▶ **Work instructions**
Every line of the records below should be restated exactly.

▶ **Dataset extract**
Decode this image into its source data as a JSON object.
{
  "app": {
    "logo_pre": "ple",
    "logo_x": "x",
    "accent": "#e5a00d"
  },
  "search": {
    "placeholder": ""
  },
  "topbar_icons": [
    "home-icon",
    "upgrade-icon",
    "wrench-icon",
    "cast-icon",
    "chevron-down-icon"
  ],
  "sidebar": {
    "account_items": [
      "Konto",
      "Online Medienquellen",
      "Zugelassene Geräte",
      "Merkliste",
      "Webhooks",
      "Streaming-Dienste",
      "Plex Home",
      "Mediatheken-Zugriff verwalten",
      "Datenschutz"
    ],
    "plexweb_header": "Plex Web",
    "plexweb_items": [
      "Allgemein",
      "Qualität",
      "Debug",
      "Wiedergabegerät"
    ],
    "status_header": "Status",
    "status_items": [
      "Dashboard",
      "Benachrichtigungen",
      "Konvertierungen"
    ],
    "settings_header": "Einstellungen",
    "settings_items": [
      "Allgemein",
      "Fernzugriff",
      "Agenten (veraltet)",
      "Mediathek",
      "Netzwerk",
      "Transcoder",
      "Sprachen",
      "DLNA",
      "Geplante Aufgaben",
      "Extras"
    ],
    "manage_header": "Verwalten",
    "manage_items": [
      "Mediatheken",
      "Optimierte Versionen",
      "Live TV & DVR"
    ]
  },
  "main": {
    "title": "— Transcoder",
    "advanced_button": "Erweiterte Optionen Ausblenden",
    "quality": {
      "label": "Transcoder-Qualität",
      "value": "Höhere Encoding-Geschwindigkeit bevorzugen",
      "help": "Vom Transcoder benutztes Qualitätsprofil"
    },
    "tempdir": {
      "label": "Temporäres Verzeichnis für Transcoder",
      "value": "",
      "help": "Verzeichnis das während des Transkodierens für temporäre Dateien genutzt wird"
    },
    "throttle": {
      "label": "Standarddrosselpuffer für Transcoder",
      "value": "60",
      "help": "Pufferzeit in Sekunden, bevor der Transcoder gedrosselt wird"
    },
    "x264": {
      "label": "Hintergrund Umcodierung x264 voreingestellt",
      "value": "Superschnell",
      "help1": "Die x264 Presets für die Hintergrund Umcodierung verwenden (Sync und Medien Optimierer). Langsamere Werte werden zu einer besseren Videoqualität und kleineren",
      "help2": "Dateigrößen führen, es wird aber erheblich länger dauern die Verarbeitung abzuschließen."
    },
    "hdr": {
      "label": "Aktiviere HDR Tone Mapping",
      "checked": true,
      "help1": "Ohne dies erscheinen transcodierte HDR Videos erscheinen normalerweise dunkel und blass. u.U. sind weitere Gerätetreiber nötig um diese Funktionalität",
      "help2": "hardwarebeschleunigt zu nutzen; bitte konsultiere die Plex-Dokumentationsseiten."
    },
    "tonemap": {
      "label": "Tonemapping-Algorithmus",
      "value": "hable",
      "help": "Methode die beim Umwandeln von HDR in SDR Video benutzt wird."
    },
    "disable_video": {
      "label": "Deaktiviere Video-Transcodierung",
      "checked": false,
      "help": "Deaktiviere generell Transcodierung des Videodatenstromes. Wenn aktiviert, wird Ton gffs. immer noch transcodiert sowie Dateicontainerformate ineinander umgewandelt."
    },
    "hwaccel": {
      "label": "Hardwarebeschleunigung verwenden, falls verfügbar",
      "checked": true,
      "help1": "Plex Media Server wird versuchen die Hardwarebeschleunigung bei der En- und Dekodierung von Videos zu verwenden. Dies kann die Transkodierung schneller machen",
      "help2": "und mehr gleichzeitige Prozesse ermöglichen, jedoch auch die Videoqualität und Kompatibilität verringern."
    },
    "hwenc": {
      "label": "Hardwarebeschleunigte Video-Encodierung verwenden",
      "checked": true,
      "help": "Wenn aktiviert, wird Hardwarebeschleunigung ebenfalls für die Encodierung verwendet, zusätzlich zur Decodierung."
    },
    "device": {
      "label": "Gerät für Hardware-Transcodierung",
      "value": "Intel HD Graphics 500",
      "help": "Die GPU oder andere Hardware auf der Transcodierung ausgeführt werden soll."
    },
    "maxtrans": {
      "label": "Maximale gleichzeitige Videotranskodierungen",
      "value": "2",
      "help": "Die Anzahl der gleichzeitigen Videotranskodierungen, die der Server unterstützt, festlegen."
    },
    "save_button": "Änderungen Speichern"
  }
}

▶ **Written reply**
Decode this image into its source data as a JSON object.
{
  "app": {
    "logo_pre": "ple",
    "logo_x": "x",
    "accent": "#e5a00d"
  },
  "search": {
    "placeholder": ""
  },
  "topbar_icons": [
    "home-icon",
    "upgrade-icon",
    "wrench-icon",
    "cast-icon",
    "chevron-down-icon"
  ],
  "sidebar": {
    "account_items": [
      "Konto",
      "Online Medienquellen",
      "Zugelassene Geräte",
      "Merkliste",
      "Webhooks",
      "Streaming-Dienste",
      "Plex Home",
      "Mediatheken-Zugriff verwalten",
      "Datenschutz"
    ],
    "plexweb_header": "Plex Web",
    "plexweb_items": [
      "Allgemein",
      "Qualität",
      "Debug",
      "Wiedergabegerät"
    ],
    "status_header": "Status",
    "status_items": [
      "Dashboard",
      "Benachrichtigungen",
      "Konvertierungen"
    ],
    "settings_header": "Einstellungen",
    "settings_items": [
      "Allgemein",
      "Fernzugriff",
      "Agenten (veraltet)",
      "Mediathek",
      "Netzwerk",
      "Transcoder",
      "Sprachen",
      "DLNA",
      "Geplante Aufgaben",
      "Extras"
    ],
    "manage_header": "Verwalten",
    "manage_items": [
      "Mediatheken",
      "Optimierte Versionen",
      "Live TV & DVR"
    ]
  },
  "main": {
    "title": "— Transcoder",
    "advanced_button": "Erweiterte Optionen Ausblenden",
    "quality": {
      "label": "Transcoder-Qualität",
      "value": "Höhere Encoding-Geschwindigkeit bevorzugen",
      "help": "Vom Transcoder benutztes Qualitätsprofil"
    },
    "tempdir": {
      "label": "Temporäres Verzeichnis für Transcoder",
      "value": "",
      "help": "Verzeichnis das während des Transkodierens für temporäre Dateien genutzt wird"
    },
    "throttle": {
      "label": "Standarddrosselpuffer für Transcoder",
      "value": "60",
      "help": "Pufferzeit in Sekunden, bevor der Transcoder gedrosselt wird"
    },
    "x264": {
      "label": "Hintergrund Umcodierung x264 voreingestellt",
      "value": "Superschnell",
      "help1": "Die x264 Presets für die Hintergrund Umcodierung verwenden (Sync und Medien Optimierer). Langsamere Werte werden zu einer besseren Videoqualität und kleineren",
      "help2": "Dateigrößen führen, es wird aber erheblich länger dauern die Verarbeitung abzuschließen."
    },
    "hdr": {
      "label": "Aktiviere HDR Tone Mapping",
      "checked": true,
      "help1": "Ohne dies erscheinen transcodierte HDR Videos erscheinen normalerweise dunkel und blass. u.U. sind weitere Gerätetreiber nötig um diese Funktionalität",
      "help2": "hardwarebeschleunigt zu nutzen; bitte konsultiere die Plex-Dokumentationsseiten."
    },
    "tonemap": {
      "label": "Tonemapping-Algorithmus",
      "value": "hable",
      "help": "Methode die beim Umwandeln von HDR in SDR Video benutzt wird."
    },
    "disable_video": {
      "label": "Deaktiviere Video-Transcodierung",
      "checked": false,
      "help": "Deaktiviere generell Transcodierung des Videodatenstromes. Wenn aktiviert, wird Ton gffs. immer noch transcodiert sowie Dateicontainerformate ineinander umgewandelt."
    },
    "hwaccel": {
      "label": "Hardwarebeschleunigung verwenden, falls verfügbar",
      "checked": true,
      "help1": "Plex Media Server wird versuchen die Hardwarebeschleunigung bei der En- und Dekodierung von Videos zu verwenden. Dies kann die Transkodierung schneller machen",
      "help2": "und mehr gleichzeitige Prozesse ermöglichen, jedoch auch die Videoqualität und Kompatibilität verringern."
    },
    "hwenc": {
      "label": "Hardwarebeschleunigte Video-Encodierung verwenden",
      "checked": true,
      "help": "Wenn aktiviert, wird Hardwarebeschleunigung ebenfalls für die Encodierung verwendet, zusätzlich zur Decodierung."
    },
    "device": {
      "label": "Gerät für Hardware-Transcodierung",
      "value": "Intel HD Graphics 500",
      "help": "Die GPU oder andere Hardware auf der Transcodierung ausgeführt werden soll."
    },
    "maxtrans": {
      "label": "Maximale gleichzeitige Videotranskodierungen",
      "value": "2",
      "help": "Die Anzahl der gleichzeitigen Videotranskodierungen, die der Server unterstützt, festlegen."
    },
    "save_button": "Änderungen Speichern"
  }
}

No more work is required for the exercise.